Data items:
.....

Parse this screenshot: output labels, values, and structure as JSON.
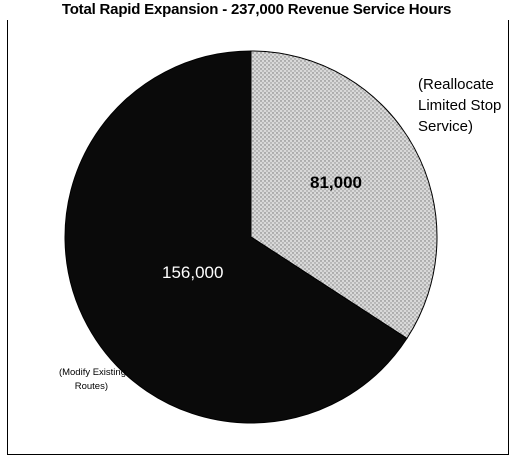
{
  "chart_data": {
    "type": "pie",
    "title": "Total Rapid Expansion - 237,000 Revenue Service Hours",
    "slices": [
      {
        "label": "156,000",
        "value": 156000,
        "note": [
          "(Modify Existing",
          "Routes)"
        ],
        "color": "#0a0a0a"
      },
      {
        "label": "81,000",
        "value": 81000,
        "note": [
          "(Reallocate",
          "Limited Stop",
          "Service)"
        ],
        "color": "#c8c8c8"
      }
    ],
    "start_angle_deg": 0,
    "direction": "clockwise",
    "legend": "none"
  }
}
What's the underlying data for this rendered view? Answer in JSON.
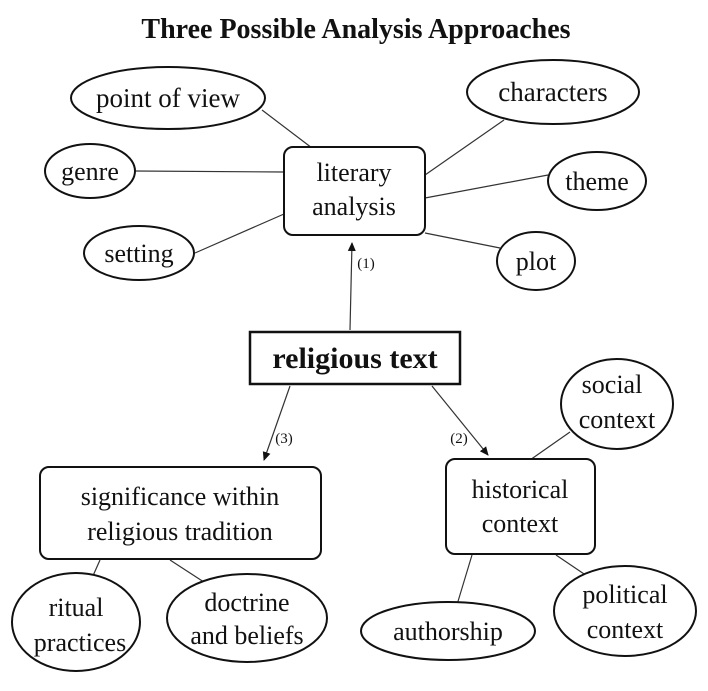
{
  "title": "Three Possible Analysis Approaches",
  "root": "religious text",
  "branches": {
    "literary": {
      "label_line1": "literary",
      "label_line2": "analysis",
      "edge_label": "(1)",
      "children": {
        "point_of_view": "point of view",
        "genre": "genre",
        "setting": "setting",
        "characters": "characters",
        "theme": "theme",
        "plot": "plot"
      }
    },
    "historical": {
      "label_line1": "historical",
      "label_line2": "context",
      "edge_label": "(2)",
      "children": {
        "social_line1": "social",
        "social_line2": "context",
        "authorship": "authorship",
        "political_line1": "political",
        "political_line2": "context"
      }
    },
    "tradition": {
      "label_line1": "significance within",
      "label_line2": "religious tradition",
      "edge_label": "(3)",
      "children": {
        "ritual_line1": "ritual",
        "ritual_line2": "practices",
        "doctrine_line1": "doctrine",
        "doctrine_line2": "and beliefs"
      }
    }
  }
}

.....

REQUIRED WORK ▸
Each entry gets copied exactly; the pictures stay out.

TASK ANSWER ▸
Parse this screenshot: output labels, values, and structure as JSON.
{
  "chart_data": {
    "type": "pie",
    "title": "Total Rapid Expansion - 237,000 Revenue Service Hours",
    "slices": [
      {
        "label": "156,000",
        "value": 156000,
        "note": [
          "(Modify Existing",
          "Routes)"
        ],
        "color": "#0a0a0a"
      },
      {
        "label": "81,000",
        "value": 81000,
        "note": [
          "(Reallocate",
          "Limited Stop",
          "Service)"
        ],
        "color": "#c8c8c8"
      }
    ],
    "start_angle_deg": 0,
    "direction": "clockwise",
    "legend": "none"
  }
}
What's the underlying data for this rendered view? Answer in JSON.
{
  "title": "Three Possible Analysis Approaches",
  "root": "religious text",
  "branches": {
    "literary": {
      "label_line1": "literary",
      "label_line2": "analysis",
      "edge_label": "(1)",
      "children": {
        "point_of_view": "point of view",
        "genre": "genre",
        "setting": "setting",
        "characters": "characters",
        "theme": "theme",
        "plot": "plot"
      }
    },
    "historical": {
      "label_line1": "historical",
      "label_line2": "context",
      "edge_label": "(2)",
      "children": {
        "social_line1": "social",
        "social_line2": "context",
        "authorship": "authorship",
        "political_line1": "political",
        "political_line2": "context"
      }
    },
    "tradition": {
      "label_line1": "significance within",
      "label_line2": "religious tradition",
      "edge_label": "(3)",
      "children": {
        "ritual_line1": "ritual",
        "ritual_line2": "practices",
        "doctrine_line1": "doctrine",
        "doctrine_line2": "and beliefs"
      }
    }
  }
}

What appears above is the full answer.